## [Goal]
Wherever a line in the data below holds "وقالوا", copy that line.

## [Provided data]
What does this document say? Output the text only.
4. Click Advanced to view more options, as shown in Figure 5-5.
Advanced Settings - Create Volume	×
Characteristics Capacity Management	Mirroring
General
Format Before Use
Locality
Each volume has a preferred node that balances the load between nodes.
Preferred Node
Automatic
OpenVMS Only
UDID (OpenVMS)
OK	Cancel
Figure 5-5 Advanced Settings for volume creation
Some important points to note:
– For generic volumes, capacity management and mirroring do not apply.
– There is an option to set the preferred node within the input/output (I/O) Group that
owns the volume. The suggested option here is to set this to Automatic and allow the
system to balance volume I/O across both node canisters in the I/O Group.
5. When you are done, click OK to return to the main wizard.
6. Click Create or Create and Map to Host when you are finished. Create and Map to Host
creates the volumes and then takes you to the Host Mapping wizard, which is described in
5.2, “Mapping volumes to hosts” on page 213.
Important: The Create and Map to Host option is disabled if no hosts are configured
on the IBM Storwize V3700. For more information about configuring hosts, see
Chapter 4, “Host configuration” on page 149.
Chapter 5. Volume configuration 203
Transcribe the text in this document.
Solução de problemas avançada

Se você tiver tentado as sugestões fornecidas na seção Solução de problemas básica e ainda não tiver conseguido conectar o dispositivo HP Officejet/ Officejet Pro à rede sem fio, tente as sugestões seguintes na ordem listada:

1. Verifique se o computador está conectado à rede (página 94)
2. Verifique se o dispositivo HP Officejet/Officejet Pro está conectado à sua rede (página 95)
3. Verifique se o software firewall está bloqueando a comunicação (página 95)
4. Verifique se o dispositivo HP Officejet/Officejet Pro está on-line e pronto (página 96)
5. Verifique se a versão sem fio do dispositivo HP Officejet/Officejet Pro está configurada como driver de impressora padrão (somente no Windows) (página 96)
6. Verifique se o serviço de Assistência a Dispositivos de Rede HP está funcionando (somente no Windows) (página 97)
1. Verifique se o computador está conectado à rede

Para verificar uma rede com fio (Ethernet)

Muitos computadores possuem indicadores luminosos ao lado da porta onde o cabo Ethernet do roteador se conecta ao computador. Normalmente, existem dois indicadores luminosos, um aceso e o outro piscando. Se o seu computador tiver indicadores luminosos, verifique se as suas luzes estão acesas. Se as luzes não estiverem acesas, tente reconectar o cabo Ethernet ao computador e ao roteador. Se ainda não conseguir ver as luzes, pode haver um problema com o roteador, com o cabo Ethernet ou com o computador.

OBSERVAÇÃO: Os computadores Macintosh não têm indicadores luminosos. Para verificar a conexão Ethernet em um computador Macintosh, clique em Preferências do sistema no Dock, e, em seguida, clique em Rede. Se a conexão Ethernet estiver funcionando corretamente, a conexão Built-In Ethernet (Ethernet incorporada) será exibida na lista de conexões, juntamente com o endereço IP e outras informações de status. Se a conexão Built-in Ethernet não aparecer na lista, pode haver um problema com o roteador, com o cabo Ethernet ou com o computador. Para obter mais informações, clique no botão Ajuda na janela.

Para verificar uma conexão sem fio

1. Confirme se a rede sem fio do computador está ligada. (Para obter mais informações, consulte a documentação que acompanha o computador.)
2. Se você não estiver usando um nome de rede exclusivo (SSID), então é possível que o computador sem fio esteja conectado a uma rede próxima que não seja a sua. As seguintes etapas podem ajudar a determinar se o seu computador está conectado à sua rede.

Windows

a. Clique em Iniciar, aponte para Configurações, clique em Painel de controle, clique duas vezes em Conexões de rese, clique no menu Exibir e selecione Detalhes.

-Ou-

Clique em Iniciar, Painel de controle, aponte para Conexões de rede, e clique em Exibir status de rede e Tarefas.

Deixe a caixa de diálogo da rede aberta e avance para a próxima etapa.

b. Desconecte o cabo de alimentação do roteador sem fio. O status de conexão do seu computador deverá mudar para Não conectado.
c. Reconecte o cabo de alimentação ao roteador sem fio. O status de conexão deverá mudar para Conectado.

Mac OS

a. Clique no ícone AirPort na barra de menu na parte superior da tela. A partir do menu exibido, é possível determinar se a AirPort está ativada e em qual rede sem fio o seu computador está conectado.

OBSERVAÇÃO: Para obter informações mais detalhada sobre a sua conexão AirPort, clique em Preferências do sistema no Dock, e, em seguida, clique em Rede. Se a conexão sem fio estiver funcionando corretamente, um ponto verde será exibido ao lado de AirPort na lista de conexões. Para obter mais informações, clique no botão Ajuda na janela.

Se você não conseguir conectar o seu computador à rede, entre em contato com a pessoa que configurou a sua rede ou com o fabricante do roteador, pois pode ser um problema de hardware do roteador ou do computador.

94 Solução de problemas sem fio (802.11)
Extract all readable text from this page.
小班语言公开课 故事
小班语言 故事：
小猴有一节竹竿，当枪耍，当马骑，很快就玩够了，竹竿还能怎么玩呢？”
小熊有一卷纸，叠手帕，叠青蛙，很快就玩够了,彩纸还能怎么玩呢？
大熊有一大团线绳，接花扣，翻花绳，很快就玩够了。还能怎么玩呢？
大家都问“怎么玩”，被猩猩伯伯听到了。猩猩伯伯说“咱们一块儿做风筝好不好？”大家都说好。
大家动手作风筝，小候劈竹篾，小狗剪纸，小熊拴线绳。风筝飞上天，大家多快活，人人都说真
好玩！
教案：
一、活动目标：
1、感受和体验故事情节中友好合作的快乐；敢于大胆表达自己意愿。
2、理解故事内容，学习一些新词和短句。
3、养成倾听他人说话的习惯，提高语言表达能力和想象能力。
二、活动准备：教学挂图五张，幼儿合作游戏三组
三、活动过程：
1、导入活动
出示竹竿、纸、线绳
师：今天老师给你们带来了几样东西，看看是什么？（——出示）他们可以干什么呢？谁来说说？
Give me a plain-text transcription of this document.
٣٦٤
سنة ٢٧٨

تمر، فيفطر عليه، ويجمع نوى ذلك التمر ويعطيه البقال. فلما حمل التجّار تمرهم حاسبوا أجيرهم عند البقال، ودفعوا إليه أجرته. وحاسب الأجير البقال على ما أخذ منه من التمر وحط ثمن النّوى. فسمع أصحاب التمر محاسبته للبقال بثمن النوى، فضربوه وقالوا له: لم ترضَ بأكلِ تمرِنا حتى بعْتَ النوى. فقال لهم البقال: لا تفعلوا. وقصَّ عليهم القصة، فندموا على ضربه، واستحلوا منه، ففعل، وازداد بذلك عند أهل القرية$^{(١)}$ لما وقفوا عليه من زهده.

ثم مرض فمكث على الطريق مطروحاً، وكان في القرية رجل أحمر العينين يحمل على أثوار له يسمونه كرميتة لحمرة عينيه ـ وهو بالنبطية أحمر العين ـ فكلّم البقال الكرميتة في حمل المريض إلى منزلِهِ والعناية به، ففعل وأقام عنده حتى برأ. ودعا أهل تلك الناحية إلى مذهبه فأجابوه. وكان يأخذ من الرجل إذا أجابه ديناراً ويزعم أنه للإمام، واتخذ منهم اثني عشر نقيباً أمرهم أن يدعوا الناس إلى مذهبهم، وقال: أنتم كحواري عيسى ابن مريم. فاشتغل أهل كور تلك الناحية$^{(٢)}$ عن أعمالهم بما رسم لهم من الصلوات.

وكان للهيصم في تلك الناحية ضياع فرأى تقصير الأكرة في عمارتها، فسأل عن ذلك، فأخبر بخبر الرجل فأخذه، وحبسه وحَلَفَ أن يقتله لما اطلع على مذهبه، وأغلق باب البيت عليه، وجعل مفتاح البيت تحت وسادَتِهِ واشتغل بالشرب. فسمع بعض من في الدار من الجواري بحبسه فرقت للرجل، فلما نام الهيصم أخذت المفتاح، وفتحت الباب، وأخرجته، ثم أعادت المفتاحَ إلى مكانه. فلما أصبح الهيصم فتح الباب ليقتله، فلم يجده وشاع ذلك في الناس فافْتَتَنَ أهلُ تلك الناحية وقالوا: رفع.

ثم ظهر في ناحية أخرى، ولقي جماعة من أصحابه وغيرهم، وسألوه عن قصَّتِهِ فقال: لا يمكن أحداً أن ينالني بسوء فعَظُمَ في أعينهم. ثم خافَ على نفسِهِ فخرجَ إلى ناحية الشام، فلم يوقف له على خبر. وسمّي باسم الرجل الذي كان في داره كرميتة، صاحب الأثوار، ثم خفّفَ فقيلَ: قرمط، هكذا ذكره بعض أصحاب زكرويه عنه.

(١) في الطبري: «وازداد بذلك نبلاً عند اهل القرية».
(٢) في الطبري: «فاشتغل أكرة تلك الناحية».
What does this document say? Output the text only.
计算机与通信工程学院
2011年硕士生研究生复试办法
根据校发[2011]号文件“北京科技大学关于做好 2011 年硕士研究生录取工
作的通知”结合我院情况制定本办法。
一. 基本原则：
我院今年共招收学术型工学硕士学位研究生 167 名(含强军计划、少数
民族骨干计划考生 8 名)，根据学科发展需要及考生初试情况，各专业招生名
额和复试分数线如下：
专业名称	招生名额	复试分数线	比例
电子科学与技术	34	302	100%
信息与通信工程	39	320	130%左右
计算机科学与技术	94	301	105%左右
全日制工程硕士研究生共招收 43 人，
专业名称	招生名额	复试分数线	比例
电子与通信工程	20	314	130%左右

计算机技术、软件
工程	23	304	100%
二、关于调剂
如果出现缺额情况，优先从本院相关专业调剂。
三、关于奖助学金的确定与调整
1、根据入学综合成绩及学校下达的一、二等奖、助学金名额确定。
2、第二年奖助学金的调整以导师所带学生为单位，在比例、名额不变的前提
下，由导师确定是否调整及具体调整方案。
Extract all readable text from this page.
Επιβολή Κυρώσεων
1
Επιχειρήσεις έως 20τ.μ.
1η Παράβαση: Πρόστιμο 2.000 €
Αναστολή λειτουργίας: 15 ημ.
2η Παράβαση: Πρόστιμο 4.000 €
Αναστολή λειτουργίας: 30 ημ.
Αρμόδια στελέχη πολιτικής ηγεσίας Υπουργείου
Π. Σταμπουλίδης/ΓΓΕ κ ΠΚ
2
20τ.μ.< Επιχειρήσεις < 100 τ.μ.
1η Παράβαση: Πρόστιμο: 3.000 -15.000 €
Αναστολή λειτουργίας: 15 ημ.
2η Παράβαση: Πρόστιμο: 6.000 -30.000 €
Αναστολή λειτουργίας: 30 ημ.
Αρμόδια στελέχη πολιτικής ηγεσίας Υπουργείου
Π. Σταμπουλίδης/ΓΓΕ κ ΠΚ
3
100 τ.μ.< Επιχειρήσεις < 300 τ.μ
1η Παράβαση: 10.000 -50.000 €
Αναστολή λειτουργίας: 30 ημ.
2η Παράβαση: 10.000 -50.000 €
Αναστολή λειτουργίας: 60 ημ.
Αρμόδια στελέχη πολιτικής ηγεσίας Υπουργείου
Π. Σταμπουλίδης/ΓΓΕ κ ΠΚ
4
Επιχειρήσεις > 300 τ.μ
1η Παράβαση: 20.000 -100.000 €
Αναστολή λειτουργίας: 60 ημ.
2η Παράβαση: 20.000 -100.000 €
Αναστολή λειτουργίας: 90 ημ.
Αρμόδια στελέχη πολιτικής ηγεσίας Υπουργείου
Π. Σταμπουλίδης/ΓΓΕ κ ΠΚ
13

## [Answer for the task]
تمر، فيفطر عليه، ويجمع نوى ذلك التمر ويعطيه البقال. فلما حمل التجّار تمرهم حاسبوا أجيرهم عند البقال، ودفعوا إليه أجرته. وحاسب الأجير البقال على ما أخذ منه من التمر وحط ثمن النّوى. فسمع أصحاب التمر محاسبته للبقال بثمن النوى، فضربوه وقالوا له: لم ترضَ بأكلِ تمرِنا حتى بعْتَ النوى. فقال لهم البقال: لا تفعلوا. وقصَّ عليهم القصة، فندموا على ضربه، واستحلوا منه، ففعل، وازداد بذلك عند أهل القرية$^{(١)}$ لما وقفوا عليه من زهده.
وكان للهيصم في تلك الناحية ضياع فرأى تقصير الأكرة في عمارتها، فسأل عن ذلك، فأخبر بخبر الرجل فأخذه، وحبسه وحَلَفَ أن يقتله لما اطلع على مذهبه، وأغلق باب البيت عليه، وجعل مفتاح البيت تحت وسادَتِهِ واشتغل بالشرب. فسمع بعض من في الدار من الجواري بحبسه فرقت للرجل، فلما نام الهيصم أخذت المفتاح، وفتحت الباب، وأخرجته، ثم أعادت المفتاحَ إلى مكانه. فلما أصبح الهيصم فتح الباب ليقتله، فلم يجده وشاع ذلك في الناس فافْتَتَنَ أهلُ تلك الناحية وقالوا: رفع.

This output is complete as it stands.